* EXTRACTED INFORMATION *
== == ==

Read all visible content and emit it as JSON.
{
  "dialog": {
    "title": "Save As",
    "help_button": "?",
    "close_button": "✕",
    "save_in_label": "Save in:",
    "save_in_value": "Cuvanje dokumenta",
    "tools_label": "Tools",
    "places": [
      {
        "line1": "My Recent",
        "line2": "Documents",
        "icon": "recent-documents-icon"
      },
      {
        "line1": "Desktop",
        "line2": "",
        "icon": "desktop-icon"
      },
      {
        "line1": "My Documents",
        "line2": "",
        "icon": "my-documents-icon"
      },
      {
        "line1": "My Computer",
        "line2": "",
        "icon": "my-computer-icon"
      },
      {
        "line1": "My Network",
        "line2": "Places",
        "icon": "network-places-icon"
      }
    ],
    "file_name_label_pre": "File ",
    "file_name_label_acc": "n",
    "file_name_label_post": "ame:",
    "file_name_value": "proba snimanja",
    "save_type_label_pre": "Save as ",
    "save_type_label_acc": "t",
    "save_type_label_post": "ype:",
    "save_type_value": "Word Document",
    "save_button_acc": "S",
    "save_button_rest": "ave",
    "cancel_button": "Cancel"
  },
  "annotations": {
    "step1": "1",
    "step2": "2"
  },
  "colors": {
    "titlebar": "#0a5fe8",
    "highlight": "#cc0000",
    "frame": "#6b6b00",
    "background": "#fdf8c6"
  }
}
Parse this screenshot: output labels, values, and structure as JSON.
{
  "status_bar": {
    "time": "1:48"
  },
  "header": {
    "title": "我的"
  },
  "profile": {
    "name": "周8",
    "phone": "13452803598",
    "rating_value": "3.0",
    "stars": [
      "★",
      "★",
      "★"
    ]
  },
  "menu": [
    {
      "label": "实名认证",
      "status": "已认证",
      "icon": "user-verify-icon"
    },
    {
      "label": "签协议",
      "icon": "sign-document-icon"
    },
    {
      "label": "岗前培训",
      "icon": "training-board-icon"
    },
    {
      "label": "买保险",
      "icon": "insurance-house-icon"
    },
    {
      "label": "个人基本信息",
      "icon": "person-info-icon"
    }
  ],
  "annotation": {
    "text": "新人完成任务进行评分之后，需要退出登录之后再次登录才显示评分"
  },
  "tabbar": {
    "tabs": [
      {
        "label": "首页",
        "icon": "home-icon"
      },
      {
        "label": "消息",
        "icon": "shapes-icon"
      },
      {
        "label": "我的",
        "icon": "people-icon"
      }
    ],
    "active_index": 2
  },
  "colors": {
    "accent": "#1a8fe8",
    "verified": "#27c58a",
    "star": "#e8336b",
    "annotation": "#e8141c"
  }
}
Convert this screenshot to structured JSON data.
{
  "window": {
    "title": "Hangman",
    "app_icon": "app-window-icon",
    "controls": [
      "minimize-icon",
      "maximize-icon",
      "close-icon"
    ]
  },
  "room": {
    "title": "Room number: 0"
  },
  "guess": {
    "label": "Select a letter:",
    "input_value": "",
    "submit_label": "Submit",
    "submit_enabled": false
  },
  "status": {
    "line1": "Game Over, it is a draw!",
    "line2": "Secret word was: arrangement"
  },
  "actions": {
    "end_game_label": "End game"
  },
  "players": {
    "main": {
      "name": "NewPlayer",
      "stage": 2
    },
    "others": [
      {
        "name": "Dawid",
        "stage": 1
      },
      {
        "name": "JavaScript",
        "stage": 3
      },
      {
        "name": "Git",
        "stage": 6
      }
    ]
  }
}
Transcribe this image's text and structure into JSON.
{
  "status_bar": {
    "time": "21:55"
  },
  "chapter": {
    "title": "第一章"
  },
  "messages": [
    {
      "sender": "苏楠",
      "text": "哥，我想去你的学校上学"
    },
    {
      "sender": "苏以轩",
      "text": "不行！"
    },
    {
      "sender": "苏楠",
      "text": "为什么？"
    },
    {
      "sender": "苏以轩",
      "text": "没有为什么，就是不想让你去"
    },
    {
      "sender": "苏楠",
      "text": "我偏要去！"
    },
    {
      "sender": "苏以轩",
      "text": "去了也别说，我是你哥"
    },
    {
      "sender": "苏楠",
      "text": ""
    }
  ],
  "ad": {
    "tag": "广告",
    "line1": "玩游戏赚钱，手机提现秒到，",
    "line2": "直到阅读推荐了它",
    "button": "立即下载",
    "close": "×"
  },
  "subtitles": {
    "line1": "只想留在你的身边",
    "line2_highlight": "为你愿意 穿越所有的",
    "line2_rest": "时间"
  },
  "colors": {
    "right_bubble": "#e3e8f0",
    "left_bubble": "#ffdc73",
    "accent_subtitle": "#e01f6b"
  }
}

== == ==

Each entry must be reproduced verbatim.

* FULL OUTPUT *
Read all visible content and emit it as JSON.
{
  "dialog": {
    "title": "Save As",
    "help_button": "?",
    "close_button": "✕",
    "save_in_label": "Save in:",
    "save_in_value": "Cuvanje dokumenta",
    "tools_label": "Tools",
    "places": [
      {
        "line1": "My Recent",
        "line2": "Documents",
        "icon": "recent-documents-icon"
      },
      {
        "line1": "Desktop",
        "line2": "",
        "icon": "desktop-icon"
      },
      {
        "line1": "My Documents",
        "line2": "",
        "icon": "my-documents-icon"
      },
      {
        "line1": "My Computer",
        "line2": "",
        "icon": "my-computer-icon"
      },
      {
        "line1": "My Network",
        "line2": "Places",
        "icon": "network-places-icon"
      }
    ],
    "file_name_label_pre": "File ",
    "file_name_label_acc": "n",
    "file_name_label_post": "ame:",
    "file_name_value": "proba snimanja",
    "save_type_label_pre": "Save as ",
    "save_type_label_acc": "t",
    "save_type_label_post": "ype:",
    "save_type_value": "Word Document",
    "save_button_acc": "S",
    "save_button_rest": "ave",
    "cancel_button": "Cancel"
  },
  "annotations": {
    "step1": "1",
    "step2": "2"
  },
  "colors": {
    "titlebar": "#0a5fe8",
    "highlight": "#cc0000",
    "frame": "#6b6b00",
    "background": "#fdf8c6"
  }
}
Parse this screenshot: output labels, values, and structure as JSON.
{
  "status_bar": {
    "time": "1:48"
  },
  "header": {
    "title": "我的"
  },
  "profile": {
    "name": "周8",
    "phone": "13452803598",
    "rating_value": "3.0",
    "stars": [
      "★",
      "★",
      "★"
    ]
  },
  "menu": [
    {
      "label": "实名认证",
      "status": "已认证",
      "icon": "user-verify-icon"
    },
    {
      "label": "签协议",
      "icon": "sign-document-icon"
    },
    {
      "label": "岗前培训",
      "icon": "training-board-icon"
    },
    {
      "label": "买保险",
      "icon": "insurance-house-icon"
    },
    {
      "label": "个人基本信息",
      "icon": "person-info-icon"
    }
  ],
  "annotation": {
    "text": "新人完成任务进行评分之后，需要退出登录之后再次登录才显示评分"
  },
  "tabbar": {
    "tabs": [
      {
        "label": "首页",
        "icon": "home-icon"
      },
      {
        "label": "消息",
        "icon": "shapes-icon"
      },
      {
        "label": "我的",
        "icon": "people-icon"
      }
    ],
    "active_index": 2
  },
  "colors": {
    "accent": "#1a8fe8",
    "verified": "#27c58a",
    "star": "#e8336b",
    "annotation": "#e8141c"
  }
}
Convert this screenshot to structured JSON data.
{
  "window": {
    "title": "Hangman",
    "app_icon": "app-window-icon",
    "controls": [
      "minimize-icon",
      "maximize-icon",
      "close-icon"
    ]
  },
  "room": {
    "title": "Room number: 0"
  },
  "guess": {
    "label": "Select a letter:",
    "input_value": "",
    "submit_label": "Submit",
    "submit_enabled": false
  },
  "status": {
    "line1": "Game Over, it is a draw!",
    "line2": "Secret word was: arrangement"
  },
  "actions": {
    "end_game_label": "End game"
  },
  "players": {
    "main": {
      "name": "NewPlayer",
      "stage": 2
    },
    "others": [
      {
        "name": "Dawid",
        "stage": 1
      },
      {
        "name": "JavaScript",
        "stage": 3
      },
      {
        "name": "Git",
        "stage": 6
      }
    ]
  }
}
Transcribe this image's text and structure into JSON.
{
  "status_bar": {
    "time": "21:55"
  },
  "chapter": {
    "title": "第一章"
  },
  "messages": [
    {
      "sender": "苏楠",
      "text": "哥，我想去你的学校上学"
    },
    {
      "sender": "苏以轩",
      "text": "不行！"
    },
    {
      "sender": "苏楠",
      "text": "为什么？"
    },
    {
      "sender": "苏以轩",
      "text": "没有为什么，就是不想让你去"
    },
    {
      "sender": "苏楠",
      "text": "我偏要去！"
    },
    {
      "sender": "苏以轩",
      "text": "去了也别说，我是你哥"
    },
    {
      "sender": "苏楠",
      "text": ""
    }
  ],
  "ad": {
    "tag": "广告",
    "line1": "玩游戏赚钱，手机提现秒到，",
    "line2": "直到阅读推荐了它",
    "button": "立即下载",
    "close": "×"
  },
  "subtitles": {
    "line1": "只想留在你的身边",
    "line2_highlight": "为你愿意 穿越所有的",
    "line2_rest": "时间"
  },
  "colors": {
    "right_bubble": "#e3e8f0",
    "left_bubble": "#ffdc73",
    "accent_subtitle": "#e01f6b"
  }
}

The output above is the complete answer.